■ DO THIS:
All lines in which the word "Properties" occurs are to be extracted.

——————————

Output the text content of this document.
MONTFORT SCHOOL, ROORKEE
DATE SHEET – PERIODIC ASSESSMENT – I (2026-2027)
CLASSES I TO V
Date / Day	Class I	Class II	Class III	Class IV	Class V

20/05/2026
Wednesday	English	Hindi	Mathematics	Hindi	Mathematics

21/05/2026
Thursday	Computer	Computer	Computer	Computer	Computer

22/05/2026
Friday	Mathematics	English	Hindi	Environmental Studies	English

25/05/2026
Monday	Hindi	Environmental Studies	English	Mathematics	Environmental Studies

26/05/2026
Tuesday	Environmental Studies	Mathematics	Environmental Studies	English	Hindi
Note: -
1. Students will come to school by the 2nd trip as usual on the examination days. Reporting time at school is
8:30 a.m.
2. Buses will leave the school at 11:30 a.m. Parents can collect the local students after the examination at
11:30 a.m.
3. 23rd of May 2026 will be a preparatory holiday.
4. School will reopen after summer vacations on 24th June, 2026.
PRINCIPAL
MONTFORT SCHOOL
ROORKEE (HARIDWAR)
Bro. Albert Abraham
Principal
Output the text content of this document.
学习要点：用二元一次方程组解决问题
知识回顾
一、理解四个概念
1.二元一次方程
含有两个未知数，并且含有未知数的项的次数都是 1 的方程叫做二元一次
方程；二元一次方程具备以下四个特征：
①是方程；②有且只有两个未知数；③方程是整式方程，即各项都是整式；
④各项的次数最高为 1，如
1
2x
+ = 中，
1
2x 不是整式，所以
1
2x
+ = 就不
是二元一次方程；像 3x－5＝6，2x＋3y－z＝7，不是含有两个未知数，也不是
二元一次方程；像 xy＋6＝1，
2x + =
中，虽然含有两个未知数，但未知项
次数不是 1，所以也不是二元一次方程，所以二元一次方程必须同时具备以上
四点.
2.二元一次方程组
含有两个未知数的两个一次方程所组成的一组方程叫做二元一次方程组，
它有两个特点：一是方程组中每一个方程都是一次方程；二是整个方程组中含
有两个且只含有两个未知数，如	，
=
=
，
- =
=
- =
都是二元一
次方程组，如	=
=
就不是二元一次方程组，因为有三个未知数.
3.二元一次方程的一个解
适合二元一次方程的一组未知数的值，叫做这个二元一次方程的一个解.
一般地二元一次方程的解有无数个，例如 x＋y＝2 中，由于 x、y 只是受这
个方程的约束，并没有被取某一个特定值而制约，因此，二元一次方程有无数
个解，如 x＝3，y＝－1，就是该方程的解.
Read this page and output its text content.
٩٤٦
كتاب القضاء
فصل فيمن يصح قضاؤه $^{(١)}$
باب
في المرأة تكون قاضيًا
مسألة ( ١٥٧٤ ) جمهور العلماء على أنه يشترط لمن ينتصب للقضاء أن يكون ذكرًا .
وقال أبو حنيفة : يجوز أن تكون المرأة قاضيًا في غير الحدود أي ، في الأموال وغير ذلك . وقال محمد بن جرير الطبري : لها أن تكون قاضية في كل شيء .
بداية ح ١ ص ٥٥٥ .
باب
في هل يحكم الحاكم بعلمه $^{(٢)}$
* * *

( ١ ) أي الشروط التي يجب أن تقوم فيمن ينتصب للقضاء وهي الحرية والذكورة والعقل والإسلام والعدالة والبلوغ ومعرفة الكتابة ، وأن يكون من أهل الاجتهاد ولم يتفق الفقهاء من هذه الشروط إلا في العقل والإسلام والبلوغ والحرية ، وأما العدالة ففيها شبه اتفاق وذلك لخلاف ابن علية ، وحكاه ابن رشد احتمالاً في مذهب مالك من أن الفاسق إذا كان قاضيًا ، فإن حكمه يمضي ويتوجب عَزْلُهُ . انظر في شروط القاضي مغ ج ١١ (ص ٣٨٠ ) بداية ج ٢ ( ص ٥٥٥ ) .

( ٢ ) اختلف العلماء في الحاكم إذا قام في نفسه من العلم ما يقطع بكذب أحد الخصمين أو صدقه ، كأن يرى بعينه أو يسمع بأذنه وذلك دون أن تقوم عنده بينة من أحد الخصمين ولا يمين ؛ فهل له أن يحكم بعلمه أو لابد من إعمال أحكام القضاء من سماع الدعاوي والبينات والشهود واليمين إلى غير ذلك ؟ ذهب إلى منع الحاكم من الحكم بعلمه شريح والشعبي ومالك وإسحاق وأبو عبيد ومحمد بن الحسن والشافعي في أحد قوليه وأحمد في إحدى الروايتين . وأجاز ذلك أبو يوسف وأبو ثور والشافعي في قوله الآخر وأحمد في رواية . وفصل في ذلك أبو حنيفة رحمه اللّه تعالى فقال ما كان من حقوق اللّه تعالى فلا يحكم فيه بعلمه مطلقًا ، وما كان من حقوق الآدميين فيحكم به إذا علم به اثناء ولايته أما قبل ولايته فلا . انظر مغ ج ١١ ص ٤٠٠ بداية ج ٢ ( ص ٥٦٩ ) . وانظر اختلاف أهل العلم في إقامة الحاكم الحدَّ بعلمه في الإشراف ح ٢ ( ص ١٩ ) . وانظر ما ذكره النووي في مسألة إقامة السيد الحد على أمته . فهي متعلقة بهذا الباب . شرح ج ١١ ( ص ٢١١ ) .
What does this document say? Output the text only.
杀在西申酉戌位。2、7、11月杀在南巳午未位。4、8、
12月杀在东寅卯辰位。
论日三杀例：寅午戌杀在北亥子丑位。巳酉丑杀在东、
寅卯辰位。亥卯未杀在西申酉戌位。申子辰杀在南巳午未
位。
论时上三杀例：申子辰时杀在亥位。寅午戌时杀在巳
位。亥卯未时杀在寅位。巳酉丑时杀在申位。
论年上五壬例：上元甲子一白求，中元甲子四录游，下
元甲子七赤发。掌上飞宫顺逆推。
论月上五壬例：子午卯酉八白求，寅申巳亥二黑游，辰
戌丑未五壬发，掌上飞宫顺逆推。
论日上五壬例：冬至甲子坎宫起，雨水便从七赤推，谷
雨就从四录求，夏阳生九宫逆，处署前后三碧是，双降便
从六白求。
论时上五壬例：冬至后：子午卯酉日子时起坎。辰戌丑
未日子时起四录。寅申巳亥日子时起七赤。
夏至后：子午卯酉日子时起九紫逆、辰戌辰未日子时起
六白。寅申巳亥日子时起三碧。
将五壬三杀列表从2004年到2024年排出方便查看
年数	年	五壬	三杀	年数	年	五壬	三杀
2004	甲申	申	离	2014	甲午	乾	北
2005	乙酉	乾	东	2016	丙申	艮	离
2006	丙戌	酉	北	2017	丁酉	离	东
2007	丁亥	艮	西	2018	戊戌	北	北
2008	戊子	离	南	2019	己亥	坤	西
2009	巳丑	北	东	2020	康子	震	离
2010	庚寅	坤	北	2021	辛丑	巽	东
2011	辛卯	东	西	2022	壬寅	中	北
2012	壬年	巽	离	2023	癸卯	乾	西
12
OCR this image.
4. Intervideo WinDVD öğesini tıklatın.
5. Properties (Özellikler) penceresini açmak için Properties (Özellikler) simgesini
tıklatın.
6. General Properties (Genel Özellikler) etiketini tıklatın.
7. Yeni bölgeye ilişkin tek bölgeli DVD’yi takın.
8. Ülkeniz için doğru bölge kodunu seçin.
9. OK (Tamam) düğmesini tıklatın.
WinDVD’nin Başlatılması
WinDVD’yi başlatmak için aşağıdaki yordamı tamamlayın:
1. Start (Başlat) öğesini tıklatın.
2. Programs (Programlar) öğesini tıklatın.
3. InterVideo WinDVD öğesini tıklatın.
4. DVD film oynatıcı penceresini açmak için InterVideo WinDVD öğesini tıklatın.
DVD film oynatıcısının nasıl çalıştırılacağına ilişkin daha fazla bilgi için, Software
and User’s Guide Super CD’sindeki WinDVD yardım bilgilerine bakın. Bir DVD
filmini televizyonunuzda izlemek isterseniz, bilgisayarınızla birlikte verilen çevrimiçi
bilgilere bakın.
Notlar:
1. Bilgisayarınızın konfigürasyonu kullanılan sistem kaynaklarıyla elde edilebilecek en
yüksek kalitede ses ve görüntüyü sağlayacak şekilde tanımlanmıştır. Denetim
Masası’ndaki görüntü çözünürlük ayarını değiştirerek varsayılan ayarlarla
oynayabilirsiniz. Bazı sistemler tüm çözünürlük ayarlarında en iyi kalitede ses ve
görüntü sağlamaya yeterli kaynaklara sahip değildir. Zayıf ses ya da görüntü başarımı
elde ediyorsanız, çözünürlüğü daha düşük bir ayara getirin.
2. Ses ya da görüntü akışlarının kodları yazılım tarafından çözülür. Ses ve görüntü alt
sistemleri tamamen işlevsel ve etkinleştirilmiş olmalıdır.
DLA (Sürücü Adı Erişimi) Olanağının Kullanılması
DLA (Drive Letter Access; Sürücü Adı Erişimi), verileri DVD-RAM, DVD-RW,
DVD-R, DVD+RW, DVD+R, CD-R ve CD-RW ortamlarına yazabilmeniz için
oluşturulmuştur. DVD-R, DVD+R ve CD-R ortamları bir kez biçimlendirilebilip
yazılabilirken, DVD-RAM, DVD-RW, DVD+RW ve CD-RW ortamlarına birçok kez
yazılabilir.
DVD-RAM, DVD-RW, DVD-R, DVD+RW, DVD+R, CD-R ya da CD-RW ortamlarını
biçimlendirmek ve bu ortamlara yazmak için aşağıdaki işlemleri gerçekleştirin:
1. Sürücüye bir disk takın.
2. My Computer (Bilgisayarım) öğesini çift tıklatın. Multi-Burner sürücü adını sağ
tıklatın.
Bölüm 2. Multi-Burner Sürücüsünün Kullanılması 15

——————————

■ WRITTEN RESPONSE:
5. Properties (Özellikler) penceresini açmak için Properties (Özellikler) simgesini
6. General Properties (Genel Özellikler) etiketini tıklatın.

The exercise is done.